By year five you'll have an alder forest with 6' trunks 3 feet apart - probably with with little cleared sunspots where you're nettles would be doing particularly well (Nettles glory is in coming ups so early - its a foot and a half tall by the time any other leaves are unfurling - so you'll have it everywhere not just the clearings)
I'd cut down a few more
trees - chip the branches - inoculate the trunks - and plant some Salmon Berry thickets in the clearings and thimble berries along any available edge. Or Try trellising black caps up alders and through salmon berry bushes. Stay alert though because they will also creep as a ground cover (but not fruit in the shade of an alder canopy) and can compete with even the mighty nettle.
This is the point where one would be tempted to branch out into non native species.

## [DATASET]
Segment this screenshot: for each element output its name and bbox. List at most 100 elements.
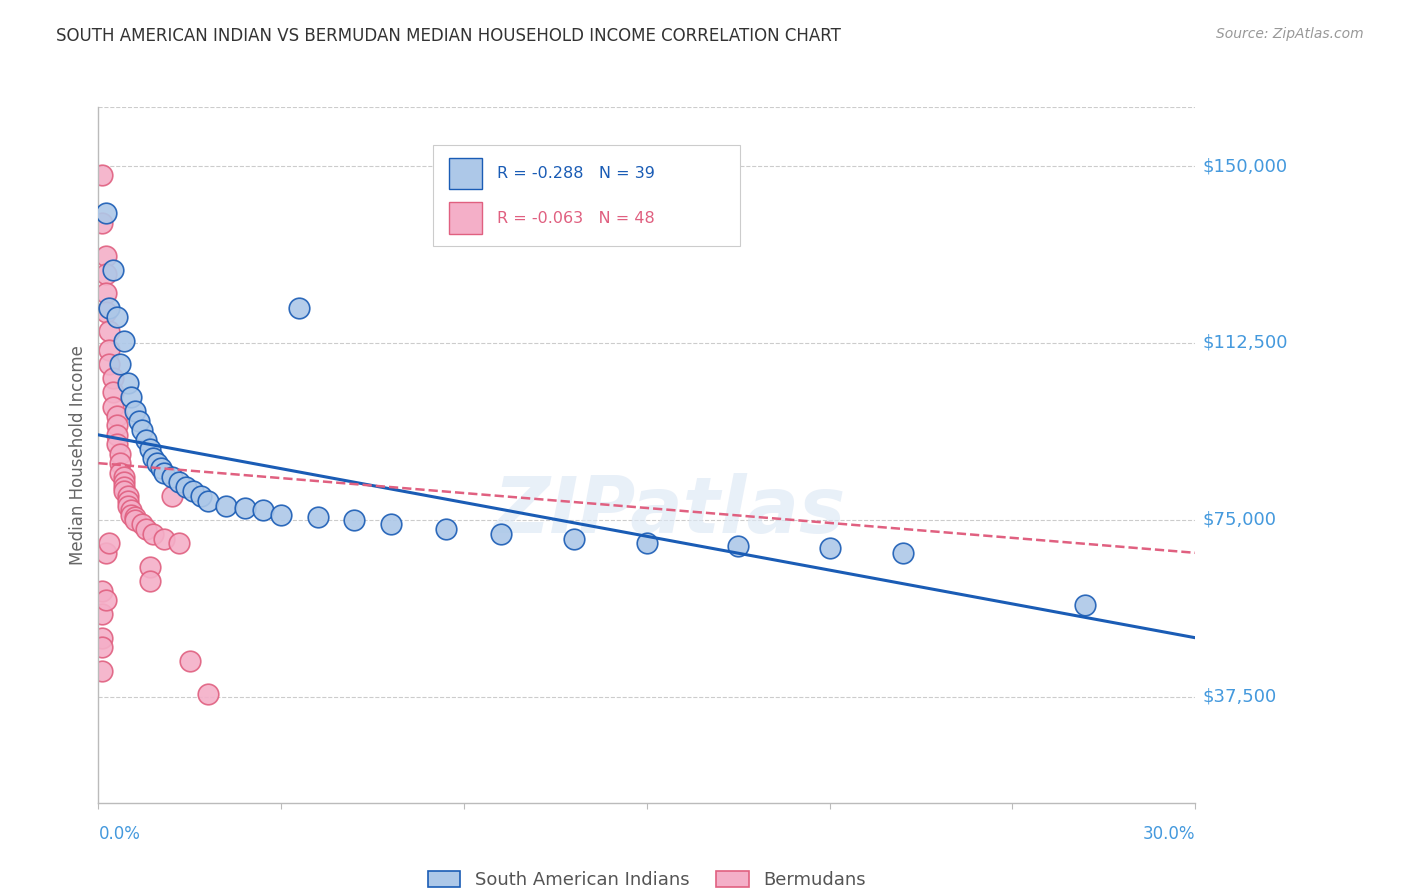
Point (110, 357, 132, 371)
Text: R = -0.288   N = 39: R = -0.288 N = 39 (496, 166, 654, 181)
Point (91, 216, 114, 230)
Point (91, 607, 114, 621)
Text: 0.0%: 0.0% (98, 825, 141, 843)
Point (142, 451, 165, 466)
Point (91, 664, 114, 678)
Point (380, 517, 402, 532)
Point (94, 249, 117, 263)
Point (105, 310, 128, 324)
Point (112, 484, 135, 499)
Point (233, 500, 256, 515)
Point (131, 423, 153, 437)
Point (562, 532, 585, 546)
Point (153, 466, 176, 480)
Point (105, 437, 128, 451)
Point (288, 301, 311, 315)
Point (112, 334, 135, 348)
Point (167, 536, 190, 550)
Point (891, 546, 914, 560)
FancyBboxPatch shape (433, 145, 740, 246)
Point (343, 513, 366, 527)
Point (138, 442, 160, 456)
Point (110, 466, 132, 480)
FancyBboxPatch shape (450, 202, 482, 234)
FancyBboxPatch shape (450, 158, 482, 189)
Legend: South American Indians, Bermudans: South American Indians, Bermudans (419, 862, 875, 892)
Point (252, 503, 274, 517)
Point (105, 409, 128, 423)
Point (94, 546, 117, 560)
Point (94, 286, 117, 301)
Point (190, 489, 212, 503)
Point (101, 400, 124, 414)
Point (174, 480, 197, 494)
Point (101, 385, 124, 400)
Point (142, 527, 165, 541)
Point (105, 418, 128, 433)
Point (489, 527, 512, 541)
Point (98, 357, 121, 371)
Point (146, 456, 169, 470)
Text: R = -0.063   N = 48: R = -0.063 N = 48 (496, 211, 654, 226)
Y-axis label: Median Household Income: Median Household Income (69, 345, 87, 565)
Point (112, 475, 135, 489)
Point (1074, 598, 1097, 612)
Point (270, 508, 292, 522)
Point (138, 560, 160, 574)
Point (117, 499, 139, 513)
Point (160, 470, 183, 484)
Point (110, 447, 132, 461)
Point (818, 541, 841, 555)
Point (98, 343, 121, 357)
Point (128, 414, 150, 428)
Point (149, 461, 172, 475)
Point (112, 480, 135, 494)
Point (94, 305, 117, 319)
Point (307, 510, 329, 524)
Point (94, 268, 117, 282)
Point (94, 206, 117, 220)
Point (197, 494, 219, 508)
Point (131, 517, 153, 532)
Text: $75,000: $75,000 (1202, 511, 1277, 529)
Point (167, 475, 190, 489)
Point (124, 404, 146, 418)
Point (91, 583, 114, 598)
Point (636, 536, 658, 550)
Text: 30.0%: 30.0% (1143, 825, 1195, 843)
Point (98, 324, 121, 338)
Point (117, 489, 139, 503)
Point (727, 539, 749, 553)
Text: SOUTH AMERICAN INDIAN VS BERMUDAN MEDIAN HOUSEHOLD INCOME CORRELATION CHART: SOUTH AMERICAN INDIAN VS BERMUDAN MEDIAN… (56, 27, 841, 45)
Point (98, 301, 121, 315)
Point (91, 631, 114, 645)
Point (117, 376, 139, 390)
Point (120, 508, 142, 522)
Point (101, 371, 124, 385)
Point (101, 262, 124, 277)
Point (91, 169, 114, 183)
Point (153, 532, 176, 546)
Point (98, 536, 121, 550)
Point (124, 513, 146, 527)
Point (183, 484, 205, 499)
Point (120, 503, 142, 517)
Point (215, 499, 238, 513)
Point (434, 522, 457, 536)
Point (179, 654, 201, 668)
Point (105, 428, 128, 442)
Point (120, 390, 142, 404)
Point (124, 510, 146, 524)
Point (160, 489, 183, 503)
Point (135, 433, 157, 447)
Text: ZIPatlas: ZIPatlas (492, 473, 845, 549)
Point (135, 522, 157, 536)
Point (91, 640, 114, 654)
Point (112, 470, 135, 484)
Point (110, 456, 132, 470)
Point (117, 494, 139, 508)
Text: $37,500: $37,500 (1202, 688, 1277, 706)
Text: Source: ZipAtlas.com: Source: ZipAtlas.com (1216, 27, 1364, 41)
Point (138, 574, 160, 588)
Text: $112,500: $112,500 (1202, 334, 1288, 351)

## [BRIEF 1]
Set down the part of the alder forest text between "I'd cut down" and "non native species.", inclusive, without changing a word.
## [BRIEF 2]
Resume the text on planting berries among alders and nettles, picking up after its final sentence.

## [WRITTEN RESPONSE 1]
I'd cut down a few more
trees - chip the branches - inoculate the trunks - and plant some Salmon Berry thickets in the clearings and thimble berries along any available edge. Or Try trellising black caps up alders and through salmon berry bushes. Stay alert though because they will also creep as a ground cover (but not fruit in the shade of an alder canopy) and can compete with even the mighty nettle.
This is the point where one would be tempted to branch out into non native species.

## [WRITTEN RESPONSE 2]
You can use you're imagination for year ten or 15. I'd probably have a nice little alder grove where the center had been turned into a peaceful clearing perhaps with a rock
pond. As time goes on one the Old alder will naturally snag and turn into food producing spore broadcast towers. Nettles everywhere you want them.
Good eatin' and more importantly good for the
land.
One final note:
One you start chop and dropping and/or chipping you are almost certain to get a forest floor cover of wavy caps. BEWARE THIS PESKY PSYCHEDELIC. It has a mind of its own and is clearly bent on
world domination. For this reason it has been outlawed both locally and nationally.